AVAILABLE RECORDS:
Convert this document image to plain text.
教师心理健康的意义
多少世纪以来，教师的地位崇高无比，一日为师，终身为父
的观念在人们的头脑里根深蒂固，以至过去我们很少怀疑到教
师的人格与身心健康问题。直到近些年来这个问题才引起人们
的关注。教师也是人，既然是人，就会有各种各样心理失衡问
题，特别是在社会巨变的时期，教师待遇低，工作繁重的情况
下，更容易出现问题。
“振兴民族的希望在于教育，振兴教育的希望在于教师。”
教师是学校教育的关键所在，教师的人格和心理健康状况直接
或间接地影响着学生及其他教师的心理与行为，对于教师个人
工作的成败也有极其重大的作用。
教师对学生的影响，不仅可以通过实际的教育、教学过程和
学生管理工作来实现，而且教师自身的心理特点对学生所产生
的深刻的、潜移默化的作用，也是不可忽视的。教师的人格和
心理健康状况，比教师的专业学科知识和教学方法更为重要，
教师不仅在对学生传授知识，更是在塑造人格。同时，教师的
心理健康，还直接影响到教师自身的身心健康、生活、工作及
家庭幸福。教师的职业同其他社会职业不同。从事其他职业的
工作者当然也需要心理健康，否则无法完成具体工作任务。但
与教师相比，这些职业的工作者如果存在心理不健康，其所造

WHAT THE TASK REQUIRES: Set every line of the listing down word for word.

EXERCISE SOLUTION:
Convert this document image to plain text.
教师心理健康的意义
多少世纪以来，教师的地位崇高无比，一日为师，终身为父
的观念在人们的头脑里根深蒂固，以至过去我们很少怀疑到教
师的人格与身心健康问题。直到近些年来这个问题才引起人们
的关注。教师也是人，既然是人，就会有各种各样心理失衡问
题，特别是在社会巨变的时期，教师待遇低，工作繁重的情况
下，更容易出现问题。
“振兴民族的希望在于教育，振兴教育的希望在于教师。”
教师是学校教育的关键所在，教师的人格和心理健康状况直接
或间接地影响着学生及其他教师的心理与行为，对于教师个人
工作的成败也有极其重大的作用。
教师对学生的影响，不仅可以通过实际的教育、教学过程和
学生管理工作来实现，而且教师自身的心理特点对学生所产生
的深刻的、潜移默化的作用，也是不可忽视的。教师的人格和
心理健康状况，比教师的专业学科知识和教学方法更为重要，
教师不仅在对学生传授知识，更是在塑造人格。同时，教师的
心理健康，还直接影响到教师自身的身心健康、生活、工作及
家庭幸福。教师的职业同其他社会职业不同。从事其他职业的
工作者当然也需要心理健康，否则无法完成具体工作任务。但
与教师相比，这些职业的工作者如果存在心理不健康，其所造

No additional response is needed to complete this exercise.